● Task brief: Which lines contain the word "crystal"? Return each of them as written.

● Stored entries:

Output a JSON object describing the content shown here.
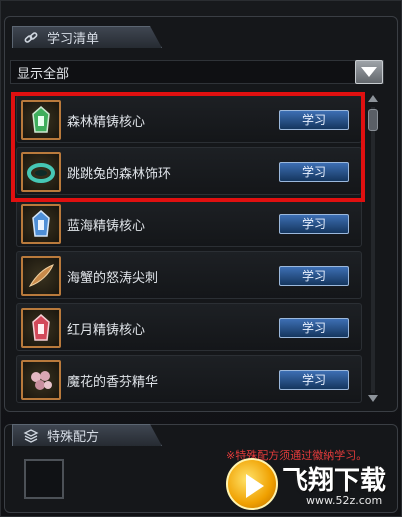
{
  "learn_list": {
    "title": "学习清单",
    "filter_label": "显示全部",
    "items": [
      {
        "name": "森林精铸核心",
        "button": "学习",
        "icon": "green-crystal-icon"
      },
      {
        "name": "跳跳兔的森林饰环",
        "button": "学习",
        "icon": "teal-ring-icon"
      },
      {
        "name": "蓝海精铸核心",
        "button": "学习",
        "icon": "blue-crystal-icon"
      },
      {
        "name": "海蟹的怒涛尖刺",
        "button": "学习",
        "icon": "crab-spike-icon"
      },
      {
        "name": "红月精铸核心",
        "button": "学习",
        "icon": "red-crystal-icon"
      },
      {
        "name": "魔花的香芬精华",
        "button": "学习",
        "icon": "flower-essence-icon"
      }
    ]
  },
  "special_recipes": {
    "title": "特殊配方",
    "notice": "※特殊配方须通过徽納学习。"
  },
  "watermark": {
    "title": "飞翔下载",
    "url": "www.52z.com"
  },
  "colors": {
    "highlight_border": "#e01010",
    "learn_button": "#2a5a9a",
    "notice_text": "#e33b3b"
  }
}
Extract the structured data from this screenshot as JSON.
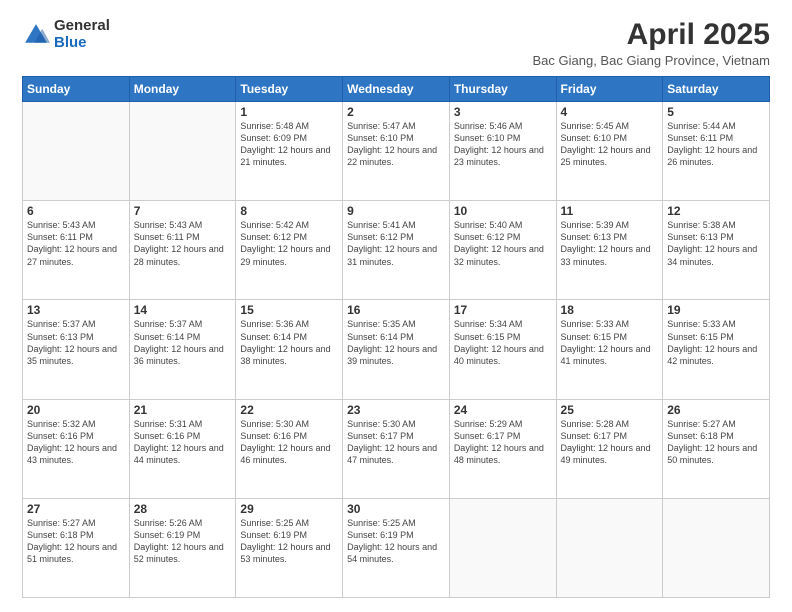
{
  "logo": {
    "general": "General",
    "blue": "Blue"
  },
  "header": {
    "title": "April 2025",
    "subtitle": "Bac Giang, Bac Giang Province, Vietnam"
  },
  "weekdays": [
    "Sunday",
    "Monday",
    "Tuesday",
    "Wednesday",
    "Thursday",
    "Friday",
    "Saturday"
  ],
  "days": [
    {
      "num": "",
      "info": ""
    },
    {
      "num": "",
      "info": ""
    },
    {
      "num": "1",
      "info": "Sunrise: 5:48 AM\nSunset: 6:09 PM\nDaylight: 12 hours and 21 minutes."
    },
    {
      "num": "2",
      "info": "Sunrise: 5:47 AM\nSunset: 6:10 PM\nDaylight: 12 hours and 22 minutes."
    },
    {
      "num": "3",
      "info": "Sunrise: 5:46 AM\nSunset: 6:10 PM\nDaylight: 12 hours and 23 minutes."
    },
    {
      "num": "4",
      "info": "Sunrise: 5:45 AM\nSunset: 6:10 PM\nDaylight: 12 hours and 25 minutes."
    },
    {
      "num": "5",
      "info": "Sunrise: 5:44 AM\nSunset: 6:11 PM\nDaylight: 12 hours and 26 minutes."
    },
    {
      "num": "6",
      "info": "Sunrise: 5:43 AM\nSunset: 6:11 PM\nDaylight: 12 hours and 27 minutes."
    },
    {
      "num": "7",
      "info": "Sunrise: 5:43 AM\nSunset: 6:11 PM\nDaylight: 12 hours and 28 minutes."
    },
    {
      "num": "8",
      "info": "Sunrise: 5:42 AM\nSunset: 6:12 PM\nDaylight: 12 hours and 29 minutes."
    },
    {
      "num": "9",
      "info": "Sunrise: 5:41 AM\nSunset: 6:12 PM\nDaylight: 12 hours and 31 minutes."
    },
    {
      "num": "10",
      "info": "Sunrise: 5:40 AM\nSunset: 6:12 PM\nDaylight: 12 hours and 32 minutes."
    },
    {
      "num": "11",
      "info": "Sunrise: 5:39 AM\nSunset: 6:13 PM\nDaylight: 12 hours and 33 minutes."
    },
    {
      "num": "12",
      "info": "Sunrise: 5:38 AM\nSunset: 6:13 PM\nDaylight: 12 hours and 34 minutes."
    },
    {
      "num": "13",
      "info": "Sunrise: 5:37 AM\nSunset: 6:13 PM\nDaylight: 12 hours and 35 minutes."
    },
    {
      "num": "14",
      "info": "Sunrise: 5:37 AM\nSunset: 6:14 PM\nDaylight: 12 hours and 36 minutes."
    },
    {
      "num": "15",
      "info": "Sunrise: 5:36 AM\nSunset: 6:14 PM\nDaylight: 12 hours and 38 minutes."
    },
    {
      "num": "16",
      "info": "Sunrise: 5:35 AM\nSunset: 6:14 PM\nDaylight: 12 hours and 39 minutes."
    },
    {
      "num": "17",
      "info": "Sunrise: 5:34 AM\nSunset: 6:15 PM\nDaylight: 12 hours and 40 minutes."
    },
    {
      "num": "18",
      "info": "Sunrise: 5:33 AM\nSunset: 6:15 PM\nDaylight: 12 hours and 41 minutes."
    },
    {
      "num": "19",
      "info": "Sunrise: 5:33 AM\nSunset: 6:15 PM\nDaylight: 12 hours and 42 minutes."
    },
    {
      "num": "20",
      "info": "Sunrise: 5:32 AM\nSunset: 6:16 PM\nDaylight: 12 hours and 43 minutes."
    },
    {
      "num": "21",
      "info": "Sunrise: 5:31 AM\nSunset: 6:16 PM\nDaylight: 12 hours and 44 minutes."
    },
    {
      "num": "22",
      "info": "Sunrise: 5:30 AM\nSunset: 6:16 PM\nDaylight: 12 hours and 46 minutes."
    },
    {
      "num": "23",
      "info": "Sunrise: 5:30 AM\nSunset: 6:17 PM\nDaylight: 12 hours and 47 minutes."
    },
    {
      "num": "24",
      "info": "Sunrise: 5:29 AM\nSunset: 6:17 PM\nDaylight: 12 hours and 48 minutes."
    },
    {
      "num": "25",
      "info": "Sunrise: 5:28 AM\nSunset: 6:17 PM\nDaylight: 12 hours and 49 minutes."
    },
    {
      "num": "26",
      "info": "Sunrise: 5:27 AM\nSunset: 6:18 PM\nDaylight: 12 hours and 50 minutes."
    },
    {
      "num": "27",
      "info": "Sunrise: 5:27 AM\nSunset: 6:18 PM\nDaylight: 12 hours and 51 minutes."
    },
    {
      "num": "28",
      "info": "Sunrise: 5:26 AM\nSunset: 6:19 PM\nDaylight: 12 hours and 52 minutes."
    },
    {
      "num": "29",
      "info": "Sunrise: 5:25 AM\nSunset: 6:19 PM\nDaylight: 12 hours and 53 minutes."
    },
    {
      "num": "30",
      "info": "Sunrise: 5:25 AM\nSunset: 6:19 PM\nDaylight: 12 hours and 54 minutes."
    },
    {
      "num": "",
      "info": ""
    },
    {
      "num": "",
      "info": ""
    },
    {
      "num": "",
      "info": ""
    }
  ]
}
* * *
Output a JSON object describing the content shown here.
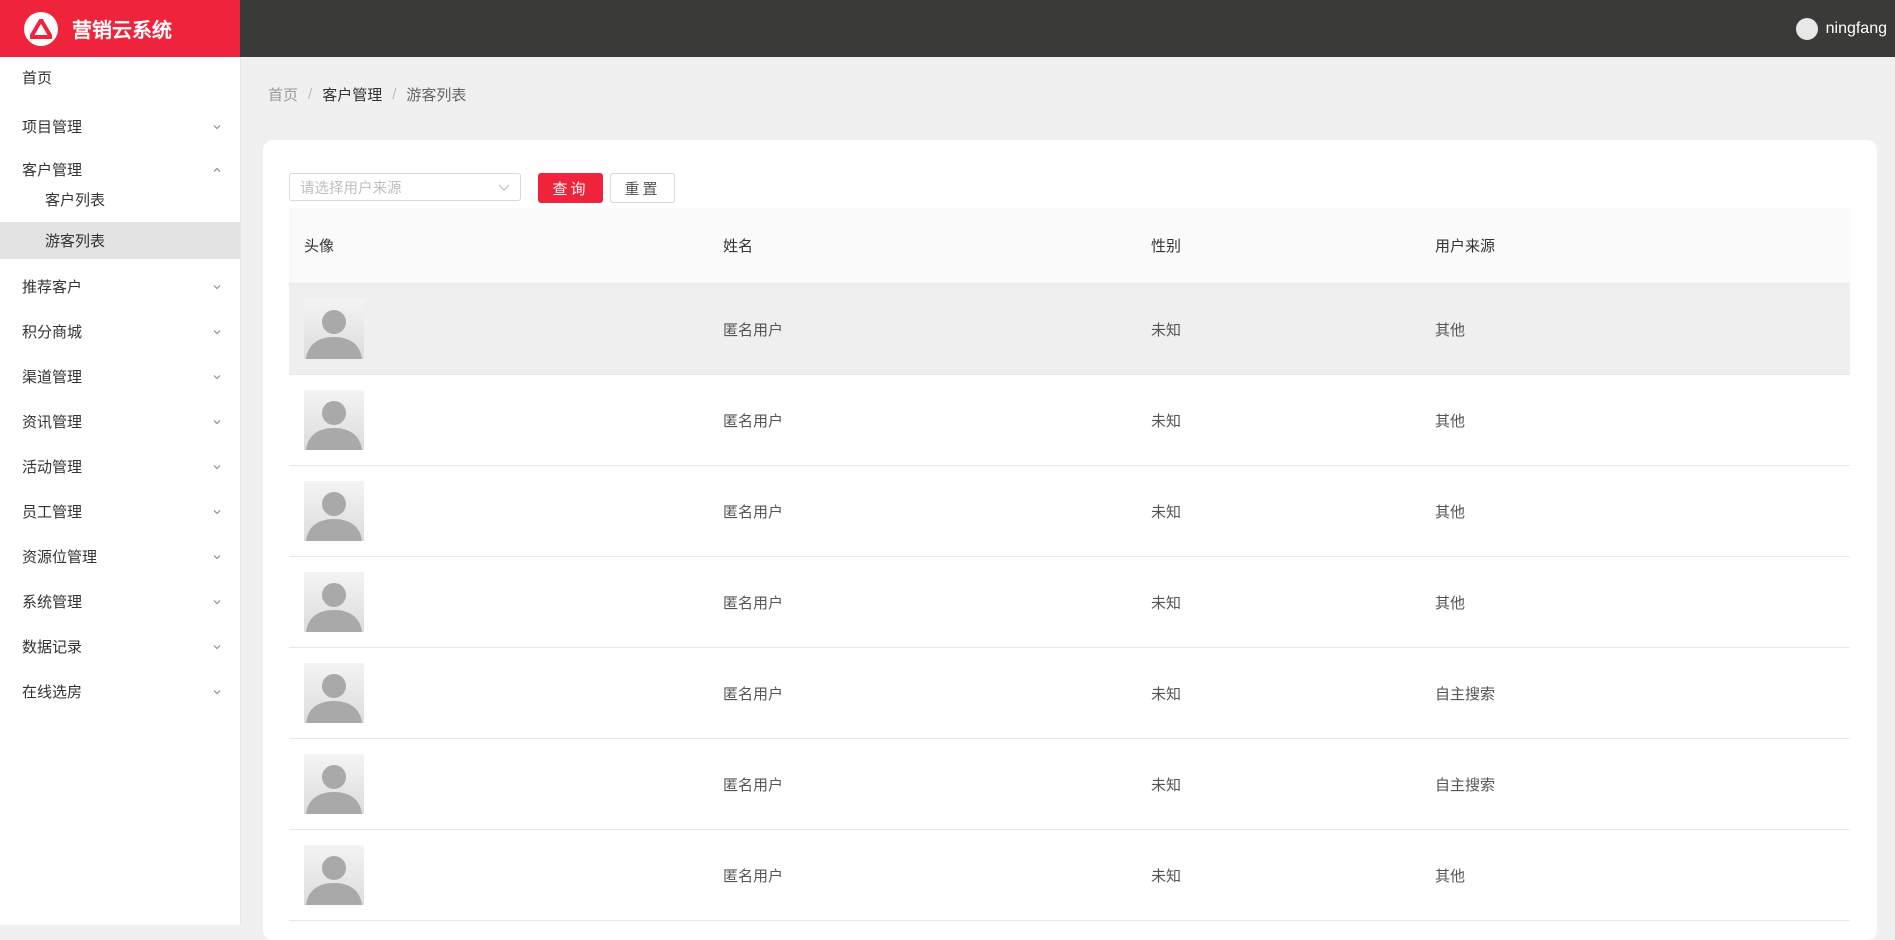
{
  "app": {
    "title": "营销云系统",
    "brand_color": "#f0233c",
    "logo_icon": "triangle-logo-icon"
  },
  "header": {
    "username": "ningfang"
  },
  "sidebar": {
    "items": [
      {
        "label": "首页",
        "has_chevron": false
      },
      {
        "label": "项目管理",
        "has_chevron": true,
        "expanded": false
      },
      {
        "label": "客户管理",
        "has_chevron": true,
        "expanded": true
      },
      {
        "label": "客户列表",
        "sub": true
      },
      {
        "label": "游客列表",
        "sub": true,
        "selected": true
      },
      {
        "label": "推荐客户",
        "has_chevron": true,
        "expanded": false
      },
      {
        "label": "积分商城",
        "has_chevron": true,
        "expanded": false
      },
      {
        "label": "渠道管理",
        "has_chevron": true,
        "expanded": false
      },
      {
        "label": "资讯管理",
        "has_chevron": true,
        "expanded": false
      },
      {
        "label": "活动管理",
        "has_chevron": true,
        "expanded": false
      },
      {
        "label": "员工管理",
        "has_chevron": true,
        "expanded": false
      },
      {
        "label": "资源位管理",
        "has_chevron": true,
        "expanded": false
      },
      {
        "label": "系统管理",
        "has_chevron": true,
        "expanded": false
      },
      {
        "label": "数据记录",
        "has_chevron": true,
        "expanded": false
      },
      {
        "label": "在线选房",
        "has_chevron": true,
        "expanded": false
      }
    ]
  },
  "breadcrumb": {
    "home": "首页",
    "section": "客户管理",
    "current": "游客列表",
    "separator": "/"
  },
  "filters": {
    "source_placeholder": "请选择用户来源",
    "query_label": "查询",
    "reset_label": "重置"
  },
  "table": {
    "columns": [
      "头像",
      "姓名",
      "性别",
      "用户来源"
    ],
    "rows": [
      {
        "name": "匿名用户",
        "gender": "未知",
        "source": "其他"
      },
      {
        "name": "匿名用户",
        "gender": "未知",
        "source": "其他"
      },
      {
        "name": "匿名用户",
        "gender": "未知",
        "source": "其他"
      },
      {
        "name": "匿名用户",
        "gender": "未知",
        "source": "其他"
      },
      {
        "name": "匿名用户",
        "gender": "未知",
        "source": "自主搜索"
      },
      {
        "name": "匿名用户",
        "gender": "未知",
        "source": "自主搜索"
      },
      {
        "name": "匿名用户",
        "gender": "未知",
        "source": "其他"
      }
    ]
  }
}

● Reply:
        "icon": "green-crystal-icon"
        "icon": "blue-crystal-icon"
        "icon": "red-crystal-icon"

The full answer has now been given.